Stated problem. Identify the lines in the data below that contain "color" and give only how many there are.

Figure record extracts:

——

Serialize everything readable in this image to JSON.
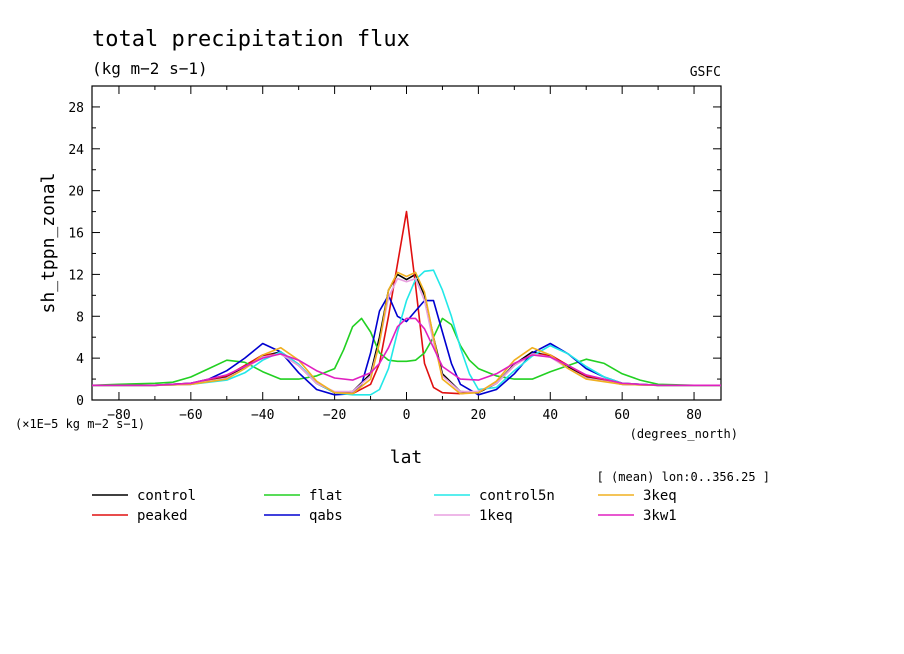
{
  "chart_data": {
    "type": "line",
    "title": "total precipitation flux",
    "units": "(kg m−2 s−1)",
    "source": "GSFC",
    "ylabel": "sh_tppn_zonal",
    "xlabel": "lat",
    "x_units": "(degrees_north)",
    "y_scale_label": "(×1E−5 kg m−2 s−1)",
    "annotation": "[ (mean) lon:0..356.25 ]",
    "xlim": [
      -87.5,
      87.5
    ],
    "ylim": [
      0,
      30
    ],
    "x_ticks": [
      -80,
      -60,
      -40,
      -20,
      0,
      20,
      40,
      60,
      80
    ],
    "x_tick_labels": [
      "−80",
      "−60",
      "−40",
      "−20",
      "0",
      "20",
      "40",
      "60",
      "80"
    ],
    "y_ticks": [
      0,
      4,
      8,
      12,
      16,
      20,
      24,
      28
    ],
    "y_tick_labels": [
      "0",
      "4",
      "8",
      "12",
      "16",
      "20",
      "24",
      "28"
    ],
    "series": [
      {
        "name": "control",
        "color": "#000000",
        "x": [
          -87.5,
          -80,
          -70,
          -60,
          -50,
          -45,
          -40,
          -35,
          -30,
          -25,
          -20,
          -15,
          -10,
          -7.5,
          -5,
          -2.5,
          0,
          2.5,
          5,
          7.5,
          10,
          15,
          20,
          25,
          30,
          35,
          40,
          45,
          50,
          60,
          70,
          80,
          87.5
        ],
        "y": [
          1.4,
          1.4,
          1.4,
          1.5,
          2.2,
          3.2,
          4.2,
          4.6,
          3.4,
          1.6,
          0.7,
          0.8,
          2.5,
          6.0,
          10.5,
          12.0,
          11.5,
          12.0,
          10.0,
          6.0,
          2.5,
          0.8,
          0.7,
          1.6,
          3.4,
          4.6,
          4.2,
          3.2,
          2.2,
          1.5,
          1.4,
          1.4,
          1.4
        ]
      },
      {
        "name": "peaked",
        "color": "#e01010",
        "x": [
          -87.5,
          -80,
          -70,
          -60,
          -50,
          -45,
          -40,
          -35,
          -30,
          -25,
          -20,
          -15,
          -10,
          -7.5,
          -5,
          -2.5,
          0,
          2.5,
          5,
          7.5,
          10,
          15,
          20,
          25,
          30,
          35,
          40,
          45,
          50,
          60,
          70,
          80,
          87.5
        ],
        "y": [
          1.4,
          1.4,
          1.4,
          1.6,
          2.3,
          3.3,
          4.3,
          4.4,
          3.3,
          1.6,
          0.7,
          0.6,
          1.5,
          3.5,
          8.0,
          13.0,
          18.0,
          11.0,
          3.5,
          1.2,
          0.7,
          0.6,
          0.8,
          1.6,
          3.3,
          4.4,
          4.3,
          3.3,
          2.3,
          1.6,
          1.4,
          1.4,
          1.4
        ]
      },
      {
        "name": "flat",
        "color": "#22d022",
        "x": [
          -87.5,
          -80,
          -70,
          -65,
          -60,
          -55,
          -50,
          -45,
          -40,
          -35,
          -30,
          -25,
          -20,
          -17.5,
          -15,
          -12.5,
          -10,
          -7.5,
          -5,
          -2.5,
          0,
          2.5,
          5,
          7.5,
          10,
          12.5,
          15,
          17.5,
          20,
          25,
          30,
          35,
          40,
          45,
          50,
          55,
          60,
          65,
          70,
          80,
          87.5
        ],
        "y": [
          1.4,
          1.5,
          1.6,
          1.7,
          2.2,
          3.0,
          3.8,
          3.6,
          2.7,
          2.0,
          2.0,
          2.3,
          3.0,
          4.8,
          7.0,
          7.8,
          6.5,
          4.5,
          3.8,
          3.7,
          3.7,
          3.8,
          4.5,
          6.0,
          7.8,
          7.2,
          5.2,
          3.8,
          3.0,
          2.3,
          2.0,
          2.0,
          2.7,
          3.3,
          3.9,
          3.5,
          2.5,
          1.9,
          1.5,
          1.4,
          1.4
        ]
      },
      {
        "name": "qabs",
        "color": "#0000d0",
        "x": [
          -87.5,
          -80,
          -70,
          -60,
          -55,
          -50,
          -45,
          -40,
          -35,
          -30,
          -25,
          -20,
          -15,
          -12.5,
          -10,
          -7.5,
          -5,
          -2.5,
          0,
          2.5,
          5,
          7.5,
          10,
          12.5,
          15,
          20,
          25,
          30,
          35,
          40,
          45,
          50,
          55,
          60,
          70,
          80,
          87.5
        ],
        "y": [
          1.4,
          1.4,
          1.4,
          1.6,
          2.0,
          2.8,
          4.0,
          5.4,
          4.6,
          2.6,
          1.0,
          0.5,
          0.6,
          1.5,
          4.5,
          8.5,
          10.0,
          8.0,
          7.5,
          8.5,
          9.5,
          9.5,
          6.5,
          3.5,
          1.5,
          0.5,
          1.0,
          2.5,
          4.5,
          5.4,
          4.4,
          3.0,
          2.2,
          1.6,
          1.4,
          1.4,
          1.4
        ]
      },
      {
        "name": "control5n",
        "color": "#22e8e8",
        "x": [
          -87.5,
          -80,
          -70,
          -60,
          -50,
          -45,
          -40,
          -35,
          -30,
          -25,
          -20,
          -15,
          -10,
          -7.5,
          -5,
          -2.5,
          0,
          2.5,
          5,
          7.5,
          10,
          12.5,
          15,
          17.5,
          20,
          25,
          30,
          35,
          40,
          45,
          50,
          55,
          60,
          70,
          80,
          87.5
        ],
        "y": [
          1.4,
          1.4,
          1.4,
          1.5,
          1.9,
          2.6,
          3.8,
          4.6,
          3.4,
          1.6,
          0.7,
          0.5,
          0.5,
          1.0,
          3.0,
          6.5,
          9.5,
          11.5,
          12.3,
          12.4,
          10.5,
          8.0,
          5.0,
          2.5,
          1.0,
          1.2,
          2.8,
          4.2,
          5.2,
          4.4,
          3.2,
          2.2,
          1.6,
          1.4,
          1.4,
          1.4
        ]
      },
      {
        "name": "1keq",
        "color": "#e8a0e0",
        "x": [
          -87.5,
          -80,
          -70,
          -60,
          -50,
          -45,
          -40,
          -35,
          -30,
          -25,
          -20,
          -15,
          -10,
          -7.5,
          -5,
          -2.5,
          0,
          2.5,
          5,
          7.5,
          10,
          15,
          20,
          25,
          30,
          35,
          40,
          45,
          50,
          60,
          70,
          80,
          87.5
        ],
        "y": [
          1.4,
          1.4,
          1.4,
          1.5,
          2.1,
          3.0,
          4.1,
          4.4,
          3.3,
          1.6,
          0.8,
          0.8,
          2.3,
          5.5,
          9.8,
          11.6,
          11.3,
          11.6,
          9.5,
          5.5,
          2.3,
          0.8,
          0.8,
          1.6,
          3.3,
          4.4,
          4.1,
          3.0,
          2.1,
          1.5,
          1.4,
          1.4,
          1.4
        ]
      },
      {
        "name": "3keq",
        "color": "#f0b020",
        "x": [
          -87.5,
          -80,
          -70,
          -60,
          -50,
          -45,
          -40,
          -35,
          -30,
          -25,
          -20,
          -15,
          -10,
          -7.5,
          -5,
          -2.5,
          0,
          2.5,
          5,
          7.5,
          10,
          15,
          20,
          25,
          30,
          35,
          40,
          45,
          50,
          60,
          70,
          80,
          87.5
        ],
        "y": [
          1.4,
          1.4,
          1.4,
          1.5,
          2.0,
          3.0,
          4.3,
          5.0,
          3.8,
          1.8,
          0.7,
          0.6,
          2.0,
          5.5,
          10.5,
          12.2,
          11.8,
          12.2,
          10.3,
          6.0,
          2.0,
          0.6,
          0.7,
          1.8,
          3.8,
          5.0,
          4.3,
          3.0,
          2.0,
          1.5,
          1.4,
          1.4,
          1.4
        ]
      },
      {
        "name": "3kw1",
        "color": "#e020c0",
        "x": [
          -87.5,
          -80,
          -70,
          -60,
          -50,
          -45,
          -40,
          -35,
          -30,
          -25,
          -20,
          -15,
          -10,
          -7.5,
          -5,
          -2.5,
          0,
          2.5,
          5,
          7.5,
          10,
          15,
          20,
          25,
          30,
          35,
          40,
          45,
          50,
          60,
          70,
          80,
          87.5
        ],
        "y": [
          1.4,
          1.4,
          1.4,
          1.6,
          2.4,
          3.2,
          4.0,
          4.4,
          3.8,
          2.8,
          2.1,
          1.9,
          2.6,
          3.5,
          5.0,
          7.0,
          7.8,
          7.8,
          6.8,
          5.0,
          3.2,
          2.0,
          1.9,
          2.5,
          3.5,
          4.3,
          4.1,
          3.3,
          2.4,
          1.6,
          1.4,
          1.4,
          1.4
        ]
      }
    ]
  }
}
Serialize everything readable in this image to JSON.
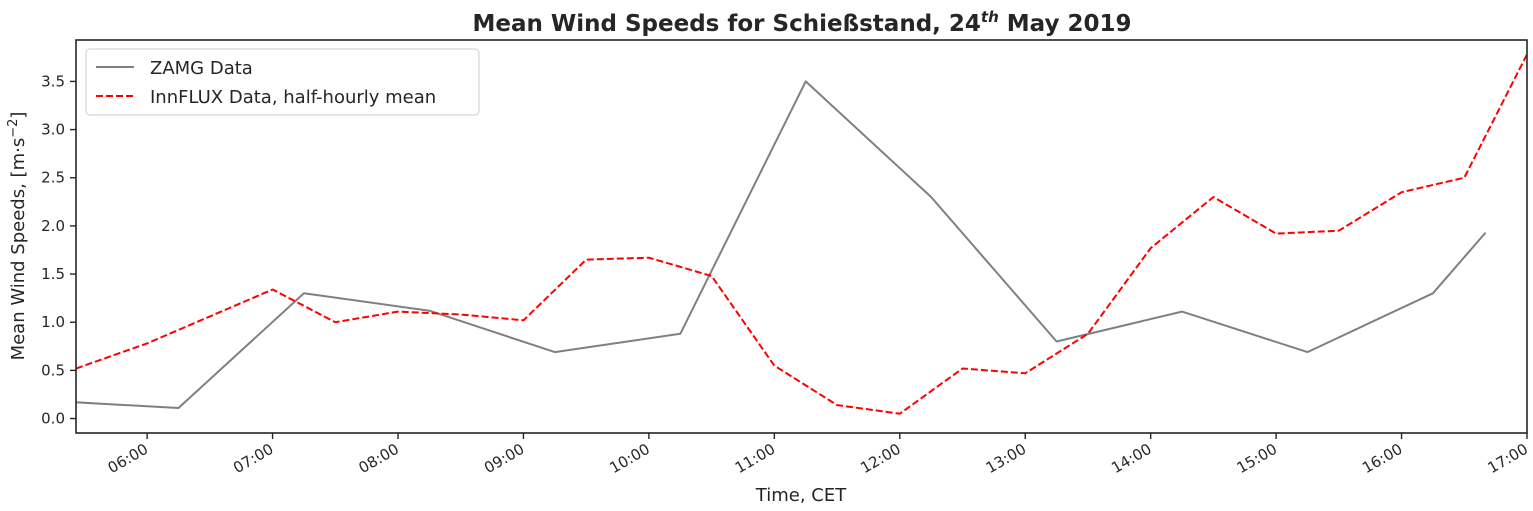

——

Output of the task. 8